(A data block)
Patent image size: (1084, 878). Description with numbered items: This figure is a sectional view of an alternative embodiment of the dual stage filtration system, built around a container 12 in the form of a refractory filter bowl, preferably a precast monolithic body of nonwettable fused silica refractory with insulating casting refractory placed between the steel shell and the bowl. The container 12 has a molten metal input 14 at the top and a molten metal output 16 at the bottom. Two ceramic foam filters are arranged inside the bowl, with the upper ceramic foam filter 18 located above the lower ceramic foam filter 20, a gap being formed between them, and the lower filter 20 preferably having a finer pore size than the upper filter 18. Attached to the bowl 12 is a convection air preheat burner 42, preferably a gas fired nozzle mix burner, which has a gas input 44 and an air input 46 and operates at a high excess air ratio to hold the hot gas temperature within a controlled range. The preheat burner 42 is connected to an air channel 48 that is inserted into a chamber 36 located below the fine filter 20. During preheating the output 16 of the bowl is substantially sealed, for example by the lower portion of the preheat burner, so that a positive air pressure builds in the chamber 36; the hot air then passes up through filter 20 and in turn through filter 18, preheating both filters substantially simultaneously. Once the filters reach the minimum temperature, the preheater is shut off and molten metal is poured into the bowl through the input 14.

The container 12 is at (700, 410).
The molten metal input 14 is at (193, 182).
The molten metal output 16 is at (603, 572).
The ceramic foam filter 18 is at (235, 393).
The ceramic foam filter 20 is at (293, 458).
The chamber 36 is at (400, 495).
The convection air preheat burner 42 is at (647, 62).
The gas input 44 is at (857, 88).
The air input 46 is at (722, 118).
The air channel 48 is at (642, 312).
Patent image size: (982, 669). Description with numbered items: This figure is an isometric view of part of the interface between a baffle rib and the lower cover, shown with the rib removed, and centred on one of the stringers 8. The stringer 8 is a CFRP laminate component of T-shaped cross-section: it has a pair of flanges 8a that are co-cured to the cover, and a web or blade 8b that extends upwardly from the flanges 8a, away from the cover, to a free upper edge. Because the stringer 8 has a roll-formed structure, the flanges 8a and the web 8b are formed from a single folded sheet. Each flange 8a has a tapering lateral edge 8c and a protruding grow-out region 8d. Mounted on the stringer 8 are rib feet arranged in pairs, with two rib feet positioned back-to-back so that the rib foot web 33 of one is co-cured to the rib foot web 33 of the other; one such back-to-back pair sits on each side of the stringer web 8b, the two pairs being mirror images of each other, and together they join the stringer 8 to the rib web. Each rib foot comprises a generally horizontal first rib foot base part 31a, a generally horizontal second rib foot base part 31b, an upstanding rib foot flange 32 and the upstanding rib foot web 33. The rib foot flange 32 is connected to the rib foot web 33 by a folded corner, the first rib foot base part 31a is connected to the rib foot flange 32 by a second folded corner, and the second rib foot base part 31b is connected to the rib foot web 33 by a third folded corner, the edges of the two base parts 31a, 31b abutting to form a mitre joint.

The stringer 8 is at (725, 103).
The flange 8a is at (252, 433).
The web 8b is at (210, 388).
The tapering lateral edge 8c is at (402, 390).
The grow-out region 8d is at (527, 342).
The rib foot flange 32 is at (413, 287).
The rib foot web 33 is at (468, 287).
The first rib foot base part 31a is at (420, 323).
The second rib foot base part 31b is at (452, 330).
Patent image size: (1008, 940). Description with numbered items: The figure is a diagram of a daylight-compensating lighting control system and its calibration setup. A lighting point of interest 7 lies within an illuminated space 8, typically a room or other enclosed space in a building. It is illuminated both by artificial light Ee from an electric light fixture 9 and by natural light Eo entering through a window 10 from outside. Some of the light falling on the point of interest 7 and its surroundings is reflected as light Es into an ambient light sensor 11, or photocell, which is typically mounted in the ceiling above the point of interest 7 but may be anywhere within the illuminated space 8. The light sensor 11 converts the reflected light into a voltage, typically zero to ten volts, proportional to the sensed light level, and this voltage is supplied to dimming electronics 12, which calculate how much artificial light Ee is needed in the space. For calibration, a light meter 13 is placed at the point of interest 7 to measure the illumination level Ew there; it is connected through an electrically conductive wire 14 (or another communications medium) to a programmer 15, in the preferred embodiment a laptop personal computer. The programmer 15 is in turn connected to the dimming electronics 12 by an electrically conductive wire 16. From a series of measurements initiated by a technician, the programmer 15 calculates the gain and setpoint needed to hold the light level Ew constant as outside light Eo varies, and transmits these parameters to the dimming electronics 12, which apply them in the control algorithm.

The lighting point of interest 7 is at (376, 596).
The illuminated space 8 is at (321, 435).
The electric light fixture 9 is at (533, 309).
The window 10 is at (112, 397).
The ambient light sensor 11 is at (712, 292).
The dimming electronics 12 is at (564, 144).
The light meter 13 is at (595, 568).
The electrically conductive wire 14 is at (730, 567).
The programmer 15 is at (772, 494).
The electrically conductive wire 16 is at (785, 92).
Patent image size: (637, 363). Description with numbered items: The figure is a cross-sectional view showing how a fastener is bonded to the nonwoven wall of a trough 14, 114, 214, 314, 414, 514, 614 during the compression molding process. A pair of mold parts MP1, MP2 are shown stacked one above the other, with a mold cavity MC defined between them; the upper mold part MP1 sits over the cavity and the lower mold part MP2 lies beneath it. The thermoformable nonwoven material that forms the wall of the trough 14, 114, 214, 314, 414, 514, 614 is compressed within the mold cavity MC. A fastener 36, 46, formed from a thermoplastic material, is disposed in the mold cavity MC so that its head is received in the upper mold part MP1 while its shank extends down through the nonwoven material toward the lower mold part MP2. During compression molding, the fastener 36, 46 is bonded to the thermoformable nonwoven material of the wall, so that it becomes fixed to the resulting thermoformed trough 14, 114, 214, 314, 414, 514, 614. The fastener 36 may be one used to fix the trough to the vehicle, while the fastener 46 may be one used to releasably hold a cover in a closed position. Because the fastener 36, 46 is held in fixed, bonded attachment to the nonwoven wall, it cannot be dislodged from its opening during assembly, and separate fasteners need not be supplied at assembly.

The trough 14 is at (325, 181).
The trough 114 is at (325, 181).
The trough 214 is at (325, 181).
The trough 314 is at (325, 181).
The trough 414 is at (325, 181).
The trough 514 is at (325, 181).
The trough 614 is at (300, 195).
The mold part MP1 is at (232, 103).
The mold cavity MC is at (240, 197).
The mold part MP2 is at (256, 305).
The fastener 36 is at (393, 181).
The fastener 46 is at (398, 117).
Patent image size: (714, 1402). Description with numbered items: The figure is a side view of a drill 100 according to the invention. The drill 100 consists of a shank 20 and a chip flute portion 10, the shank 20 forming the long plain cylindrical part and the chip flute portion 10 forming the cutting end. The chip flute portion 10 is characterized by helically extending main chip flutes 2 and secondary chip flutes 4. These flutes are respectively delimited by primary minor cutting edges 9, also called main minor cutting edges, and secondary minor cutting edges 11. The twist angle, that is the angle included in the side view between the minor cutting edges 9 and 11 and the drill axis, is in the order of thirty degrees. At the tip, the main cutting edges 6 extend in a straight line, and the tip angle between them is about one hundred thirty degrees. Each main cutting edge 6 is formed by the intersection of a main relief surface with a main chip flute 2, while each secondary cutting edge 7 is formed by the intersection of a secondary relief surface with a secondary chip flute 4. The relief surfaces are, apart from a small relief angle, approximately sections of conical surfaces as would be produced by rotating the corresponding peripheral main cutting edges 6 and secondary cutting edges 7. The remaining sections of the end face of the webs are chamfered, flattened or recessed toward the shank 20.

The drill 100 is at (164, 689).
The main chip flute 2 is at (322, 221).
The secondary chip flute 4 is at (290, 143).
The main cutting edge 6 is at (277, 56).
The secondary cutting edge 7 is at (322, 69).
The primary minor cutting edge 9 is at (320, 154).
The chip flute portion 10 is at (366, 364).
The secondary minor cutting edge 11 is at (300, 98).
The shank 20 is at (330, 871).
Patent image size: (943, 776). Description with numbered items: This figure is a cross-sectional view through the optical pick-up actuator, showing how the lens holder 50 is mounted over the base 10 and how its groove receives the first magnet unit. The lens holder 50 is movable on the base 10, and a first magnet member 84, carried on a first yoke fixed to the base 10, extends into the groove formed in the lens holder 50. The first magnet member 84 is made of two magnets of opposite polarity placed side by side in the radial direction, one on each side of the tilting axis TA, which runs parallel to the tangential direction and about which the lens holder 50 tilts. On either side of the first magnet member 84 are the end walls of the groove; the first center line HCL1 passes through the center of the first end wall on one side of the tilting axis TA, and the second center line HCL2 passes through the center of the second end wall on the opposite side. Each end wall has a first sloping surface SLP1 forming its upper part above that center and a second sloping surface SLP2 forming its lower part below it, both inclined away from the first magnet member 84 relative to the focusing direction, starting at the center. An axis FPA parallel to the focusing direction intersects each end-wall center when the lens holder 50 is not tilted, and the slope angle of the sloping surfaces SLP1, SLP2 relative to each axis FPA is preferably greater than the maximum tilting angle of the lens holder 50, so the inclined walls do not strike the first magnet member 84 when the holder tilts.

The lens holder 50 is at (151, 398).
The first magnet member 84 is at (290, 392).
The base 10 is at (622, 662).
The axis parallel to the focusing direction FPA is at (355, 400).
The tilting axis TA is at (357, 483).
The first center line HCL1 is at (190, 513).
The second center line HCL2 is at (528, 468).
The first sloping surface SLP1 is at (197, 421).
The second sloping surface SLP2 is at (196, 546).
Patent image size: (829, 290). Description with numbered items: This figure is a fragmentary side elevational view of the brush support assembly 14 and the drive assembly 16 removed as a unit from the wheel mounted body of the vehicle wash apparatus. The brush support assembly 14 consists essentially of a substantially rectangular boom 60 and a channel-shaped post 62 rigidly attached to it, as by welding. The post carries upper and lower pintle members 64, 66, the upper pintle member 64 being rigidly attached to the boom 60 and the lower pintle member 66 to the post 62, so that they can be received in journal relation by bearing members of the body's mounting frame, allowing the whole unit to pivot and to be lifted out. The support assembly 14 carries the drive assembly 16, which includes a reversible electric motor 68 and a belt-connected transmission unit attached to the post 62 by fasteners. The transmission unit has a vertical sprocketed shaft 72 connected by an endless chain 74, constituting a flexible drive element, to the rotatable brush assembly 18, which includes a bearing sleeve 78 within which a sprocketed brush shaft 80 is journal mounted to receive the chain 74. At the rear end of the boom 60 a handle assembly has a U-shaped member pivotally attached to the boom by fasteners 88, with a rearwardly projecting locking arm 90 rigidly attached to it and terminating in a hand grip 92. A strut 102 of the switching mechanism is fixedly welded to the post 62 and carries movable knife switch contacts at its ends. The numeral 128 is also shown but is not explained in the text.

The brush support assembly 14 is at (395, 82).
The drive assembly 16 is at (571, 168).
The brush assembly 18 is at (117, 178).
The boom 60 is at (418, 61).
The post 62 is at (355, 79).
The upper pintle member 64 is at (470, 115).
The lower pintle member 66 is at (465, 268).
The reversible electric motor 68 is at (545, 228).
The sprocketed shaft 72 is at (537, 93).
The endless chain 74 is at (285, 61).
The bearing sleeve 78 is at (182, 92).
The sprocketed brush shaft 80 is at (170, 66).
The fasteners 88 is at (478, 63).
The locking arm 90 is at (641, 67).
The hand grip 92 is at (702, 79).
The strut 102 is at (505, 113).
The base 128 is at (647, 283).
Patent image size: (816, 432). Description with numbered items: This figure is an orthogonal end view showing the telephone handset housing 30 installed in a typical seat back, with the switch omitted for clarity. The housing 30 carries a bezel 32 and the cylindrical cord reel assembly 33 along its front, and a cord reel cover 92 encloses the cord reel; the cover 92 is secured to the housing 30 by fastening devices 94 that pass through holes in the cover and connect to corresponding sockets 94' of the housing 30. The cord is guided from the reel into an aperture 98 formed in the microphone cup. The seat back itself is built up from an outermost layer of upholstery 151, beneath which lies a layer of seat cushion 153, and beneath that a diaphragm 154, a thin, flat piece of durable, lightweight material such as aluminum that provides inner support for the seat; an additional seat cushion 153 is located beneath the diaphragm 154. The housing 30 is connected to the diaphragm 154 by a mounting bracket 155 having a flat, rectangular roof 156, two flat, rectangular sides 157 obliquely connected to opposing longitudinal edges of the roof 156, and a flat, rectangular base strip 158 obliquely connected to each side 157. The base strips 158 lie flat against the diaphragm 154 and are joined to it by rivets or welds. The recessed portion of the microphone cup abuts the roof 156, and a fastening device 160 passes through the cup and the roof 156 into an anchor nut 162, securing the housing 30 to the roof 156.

■ **TASK PROMPT**
Put the listing above into a Markdown table with the columns Row and Line. Begin at its first line, stop after the line containing "The air channel 48 is at (642, 312).", give each line a row number, and leave out blank lines.

■ **EXERCISE SOLUTION**
| Row | Line |
|---|---|
| 1 | Patent image size: (1084, 878). Description with numbered items: This figure is a sectional view of an alternative embodiment of the dual stage filtration system, built around a container 12 in the form of a refractory filter bowl, preferably a precast monolithic body of nonwettable fused silica refractory with insulating casting refractory placed between the steel shell and the bowl. The container 12 has a molten metal input 14 at the top and a molten metal output 16 at the bottom. Two ceramic foam filters are arranged inside the bowl, with the upper ceramic foam filter 18 located above the lower ceramic foam filter 20, a gap being formed between them, and the lower filter 20 preferably having a finer pore size than the upper filter 18. Attached to the bowl 12 is a convection air preheat burner 42, preferably a gas fired nozzle mix burner, which has a gas input 44 and an air input 46 and operates at a high excess air ratio to hold the hot gas temperature within a controlled range. The preheat burner 42 is connected to an air channel 48 that is inserted into a chamber 36 located below the fine filter 20. During preheating the output 16 of the bowl is substantially sealed, for example by the lower portion of the preheat burner, so that a positive air pressure builds in the chamber 36; the hot air then passes up through filter 20 and in turn through filter 18, preheating both filters substantially simultaneously. Once the filters reach the minimum temperature, the preheater is shut off and molten metal is poured into the bowl through the input 14. |
| 2 | The container 12 is at (700, 410). |
| 3 | The molten metal input 14 is at (193, 182). |
| 4 | The molten metal output 16 is at (603, 572). |
| 5 | The ceramic foam filter 18 is at (235, 393). |
| 6 | The ceramic foam filter 20 is at (293, 458). |
| 7 | The chamber 36 is at (400, 495). |
| 8 | The convection air preheat burner 42 is at (647, 62). |
| 9 | The gas input 44 is at (857, 88). |
| 10 | The air input 46 is at (722, 118). |
| 11 | The air channel 48 is at (642, 312). |